■ 実施する作業:
A - レイテンシー計測の本文から、「EAは、定刻に売買するロジッ」から「名前.com」のVPSです。」までをそのまま書き写してください。
B - レイテンシー計測の本文によると、計測は合計何回行われましたか。
C - VPSのレイテンシー計測に関する本文の続きを、最後に示された箇所の後から書いてください。

■ 掲載本文:
レイテンシーは、使用しているVPSやインターネット回線の品質、ブローカーのサーバー位置(物理的な所在地)など、さまざまな要素によって左右されます。

MT5のEAで安定した収益を目指すトレーダーにとって、レイテンシーは意識すべき事項だと考えられます。

今回のレイテンシー計測方法

今回、5社のVPSでスペックが似たプランを契約し、同一のMT5、同一のEAを用いてレイテンシーとスリッページを計測しました。

MT5を安定して動作させるため、それぞれのVPSはWindows Serverのプランに揃えています。

利用したVPS

FXのEA向けVPSの主要5社で、「Windows Server、メモリ2GB、CPU2コア(一部は3コア)」のスペックを選びました。

MT5プラットフォームと調査用EA

MT5プラットフォームは、OANDA証券のMT5(デモ口座×5つ)です。

EAは、定刻に売買するロジックを持つ「MAN-010_USDJPY_M5_TRIAL」を使用しました。

この調査用EAは、日本時間の午前8時ちょうど、午後3時ちょうどなど、注文が集中しやすい時間帯でエントリーするため、VPSごとの性能比較に適していると考えられます。

この条件で合計25回計測し、その平均値を比較します。

VPS計測その1 お名前.comデスクトップクラウド

お名前.comデスクトップクラウドは、GMOインターネット株式会社が運営する国内最大級のドメイン登録サービス「お名前.com」のVPSです。

今回は、StartUpの2GBプランを利用しました。

お名前 デスクトップクラウド料金プラン_加工

※2025年5月30日時点

計測結果
最大スリッページ(pips)
ネガティブ/ポジティブ
平均スリッページ(pips) レイテンシー(ms)最小/最大 平均レイテンシー(ms)
-1.4/1.4 -0.064 296/329 303.28

VPS計測その2 ABLENET VPS Windowsプラン

ABLENET VPSは、株式会社ケイアンドケイコーポレーションのサービスブランド、ABLENETが運営するVPSです。

今回は、WindowsプランのWin1プランを利用しました。ストレージはSSD60GBを選択しています。

ABLENET料金プラン_加工

※2025年5月30日時点

計測結果
最大スリッページ(pips)

[保存済みデータ項目]

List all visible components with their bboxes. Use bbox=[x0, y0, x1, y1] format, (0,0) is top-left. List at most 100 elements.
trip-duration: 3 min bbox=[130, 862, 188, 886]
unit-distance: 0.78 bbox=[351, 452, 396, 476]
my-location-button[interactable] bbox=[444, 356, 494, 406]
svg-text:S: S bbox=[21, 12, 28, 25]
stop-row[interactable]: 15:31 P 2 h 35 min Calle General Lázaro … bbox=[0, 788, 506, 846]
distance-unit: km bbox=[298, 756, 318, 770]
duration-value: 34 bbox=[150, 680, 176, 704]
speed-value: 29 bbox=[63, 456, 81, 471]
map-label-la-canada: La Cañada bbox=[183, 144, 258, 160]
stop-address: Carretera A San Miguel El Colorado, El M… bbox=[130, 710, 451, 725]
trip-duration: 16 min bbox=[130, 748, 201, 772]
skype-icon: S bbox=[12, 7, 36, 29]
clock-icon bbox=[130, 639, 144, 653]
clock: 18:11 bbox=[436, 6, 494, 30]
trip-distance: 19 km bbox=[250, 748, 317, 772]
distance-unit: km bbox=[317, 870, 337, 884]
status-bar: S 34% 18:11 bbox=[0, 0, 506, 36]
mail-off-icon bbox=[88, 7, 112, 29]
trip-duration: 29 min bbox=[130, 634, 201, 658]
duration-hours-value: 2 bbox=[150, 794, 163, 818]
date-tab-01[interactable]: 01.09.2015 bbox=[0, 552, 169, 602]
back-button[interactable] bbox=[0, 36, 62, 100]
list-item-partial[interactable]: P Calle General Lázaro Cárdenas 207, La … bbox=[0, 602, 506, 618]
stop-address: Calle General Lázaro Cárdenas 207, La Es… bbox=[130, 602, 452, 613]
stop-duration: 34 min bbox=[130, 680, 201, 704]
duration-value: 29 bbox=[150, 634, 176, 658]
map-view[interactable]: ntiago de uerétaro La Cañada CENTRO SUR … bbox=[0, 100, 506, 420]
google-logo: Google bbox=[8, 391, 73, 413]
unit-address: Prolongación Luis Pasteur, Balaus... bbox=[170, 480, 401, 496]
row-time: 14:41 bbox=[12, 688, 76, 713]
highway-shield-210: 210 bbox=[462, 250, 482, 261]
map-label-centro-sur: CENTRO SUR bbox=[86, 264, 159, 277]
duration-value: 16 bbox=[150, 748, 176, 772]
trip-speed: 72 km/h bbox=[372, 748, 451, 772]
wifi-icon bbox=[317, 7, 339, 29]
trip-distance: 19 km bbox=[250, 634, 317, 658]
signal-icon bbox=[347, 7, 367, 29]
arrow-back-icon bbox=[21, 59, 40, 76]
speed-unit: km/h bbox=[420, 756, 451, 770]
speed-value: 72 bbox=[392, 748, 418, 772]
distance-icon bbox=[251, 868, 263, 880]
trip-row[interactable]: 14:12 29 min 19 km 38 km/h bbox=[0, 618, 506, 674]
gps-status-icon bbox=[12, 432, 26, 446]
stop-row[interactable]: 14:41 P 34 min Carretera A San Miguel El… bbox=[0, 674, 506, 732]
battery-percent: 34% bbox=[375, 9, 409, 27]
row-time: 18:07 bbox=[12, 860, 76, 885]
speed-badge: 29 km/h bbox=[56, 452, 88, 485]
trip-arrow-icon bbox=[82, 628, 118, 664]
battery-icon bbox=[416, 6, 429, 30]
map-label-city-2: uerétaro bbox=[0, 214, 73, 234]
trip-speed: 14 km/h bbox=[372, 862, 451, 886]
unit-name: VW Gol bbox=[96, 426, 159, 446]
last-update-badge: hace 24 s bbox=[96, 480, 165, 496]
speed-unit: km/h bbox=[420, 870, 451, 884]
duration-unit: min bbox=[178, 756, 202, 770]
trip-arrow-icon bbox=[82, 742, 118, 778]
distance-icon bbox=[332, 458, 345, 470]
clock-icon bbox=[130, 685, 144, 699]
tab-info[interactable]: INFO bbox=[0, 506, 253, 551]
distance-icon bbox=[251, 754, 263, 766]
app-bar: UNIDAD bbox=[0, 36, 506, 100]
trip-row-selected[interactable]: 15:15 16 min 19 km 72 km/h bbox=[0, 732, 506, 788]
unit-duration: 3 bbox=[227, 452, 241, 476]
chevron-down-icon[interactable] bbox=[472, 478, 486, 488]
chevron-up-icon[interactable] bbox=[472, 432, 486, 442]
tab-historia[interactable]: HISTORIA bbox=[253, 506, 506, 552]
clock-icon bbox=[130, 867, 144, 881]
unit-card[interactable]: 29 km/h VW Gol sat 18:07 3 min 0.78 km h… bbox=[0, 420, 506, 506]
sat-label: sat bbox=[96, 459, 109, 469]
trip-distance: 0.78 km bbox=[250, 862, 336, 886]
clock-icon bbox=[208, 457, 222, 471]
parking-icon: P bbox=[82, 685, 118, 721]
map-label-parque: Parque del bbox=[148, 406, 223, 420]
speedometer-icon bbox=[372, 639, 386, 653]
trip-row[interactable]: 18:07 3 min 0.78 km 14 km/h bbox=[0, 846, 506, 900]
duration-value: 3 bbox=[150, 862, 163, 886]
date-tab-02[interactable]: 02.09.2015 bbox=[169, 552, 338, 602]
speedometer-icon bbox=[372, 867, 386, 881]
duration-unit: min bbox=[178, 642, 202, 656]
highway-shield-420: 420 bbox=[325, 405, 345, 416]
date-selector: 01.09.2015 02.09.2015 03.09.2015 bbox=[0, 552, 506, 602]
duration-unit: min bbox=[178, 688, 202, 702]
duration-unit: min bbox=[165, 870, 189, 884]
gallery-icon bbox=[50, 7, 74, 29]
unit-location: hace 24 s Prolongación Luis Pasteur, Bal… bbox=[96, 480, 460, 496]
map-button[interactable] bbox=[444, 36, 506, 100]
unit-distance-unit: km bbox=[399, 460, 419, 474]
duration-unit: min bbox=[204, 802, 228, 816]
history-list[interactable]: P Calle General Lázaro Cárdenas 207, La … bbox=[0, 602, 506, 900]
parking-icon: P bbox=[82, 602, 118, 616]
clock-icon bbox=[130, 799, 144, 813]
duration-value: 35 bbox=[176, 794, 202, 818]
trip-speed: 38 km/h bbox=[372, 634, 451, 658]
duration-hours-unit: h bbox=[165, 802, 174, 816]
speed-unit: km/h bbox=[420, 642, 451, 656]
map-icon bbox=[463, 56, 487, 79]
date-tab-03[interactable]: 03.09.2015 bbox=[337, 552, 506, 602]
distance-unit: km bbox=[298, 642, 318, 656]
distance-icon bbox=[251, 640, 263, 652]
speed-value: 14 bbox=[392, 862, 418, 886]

■ 作業の結果:
A -
EAは、定刻に売買するロジックを持つ「MAN-010_USDJPY_M5_TRIAL」を使用しました。

この調査用EAは、日本時間の午前8時ちょうど、午後3時ちょうどなど、注文が集中しやすい時間帯でエントリーするため、VPSごとの性能比較に適していると考えられます。

この条件で合計25回計測し、その平均値を比較します。

VPS計測その1 お名前.comデスクトップクラウド

お名前.comデスクトップクラウドは、GMOインターネット株式会社が運営する国内最大級のドメイン登録サービス「お名前.com」のVPSです。

B - 合計25回です。

C -
ネガティブ/ポジティブ
平均スリッページ(pips) レイテンシー(ms)最小/最大 平均レイテンシー(ms)
-0.3/1.1 0.008 296/578 369.96

VPS計測その3 シンクラウドデスクトップ for FX

シンクラウドデスクトップ for FXは、エックスサーバーのグループ会社「シンクラウド株式会社」が運営する、FX自動売買専用VPSです。

こちらは、スタートアップ2GBのプランを選択しました。メモリは2GB、仮想CPUは2コア、OSはWindows Server 2022です。

シンクラウドデスクトップfor FX料金プラン_加工

※2025年5月30日時点

計測結果
最大スリッページ(pips)
ネガティブ/ポジティブ
平均スリッページ(pips) レイテンシー(ms)最小/最大 平均レイテンシー(ms)
-1.7/0.9 -0.096 281/438 311.80

VPS計測その4 ConoHa for Windows Server

ConoHa for Windows Serverは、GMOインターネット株式会社が運営するレンタルサーバー「ConoHa」のVPSサービスの1つです。

今回は、2GBプランを選択しました。メモリは2GB、仮想CPUは3コアです。

ConoHa for Windows_時間課金プラン_加工

※2025年5月30日時点

計測結果
最大スリッページ(pips)
ネガティブ/ポジティブ
平均スリッページ(pips) レイテンシー(ms)最小/最大 平均レイテンシー(ms)
-1.7/1.4 -0.048 312/609 428.16

VPS計測その5 さくらのVPS for Windows Server

さくらのVPS for Windows Serverは、創業1996年の老舗「さくらインターネット株式会社」が提供するVPSサービスの1つです。

今回は、Windows Server 2022 Datacenter Edition、W2Gプランを選択しました。メモリーは2GB、仮想CPUは3コアです。

さくらのVPS料金プラン_月額払い_加工

※2025年5月30日時点

計測結果
最大スリッページ(pips)
ネガティブ/ポジティブ
平均スリッページ(pips) レイテンシー(ms)最小/最大 平均レイテンシー(ms)
-1.4/0.5 -0.064 297/344 319.44

レイテンシー計測結果の比較

各VPSでの計測結果を、一覧でまとめました。

スリッページとレイテンシーの最小値、最大値、平均値を比較できます。

計測結果
VPS 最大スリッページ(pips)
ネガティブ/ポジティブ
平均スリッページ(pips) レイテンシー(ms)最小/最大 平均レイテンシー(ms)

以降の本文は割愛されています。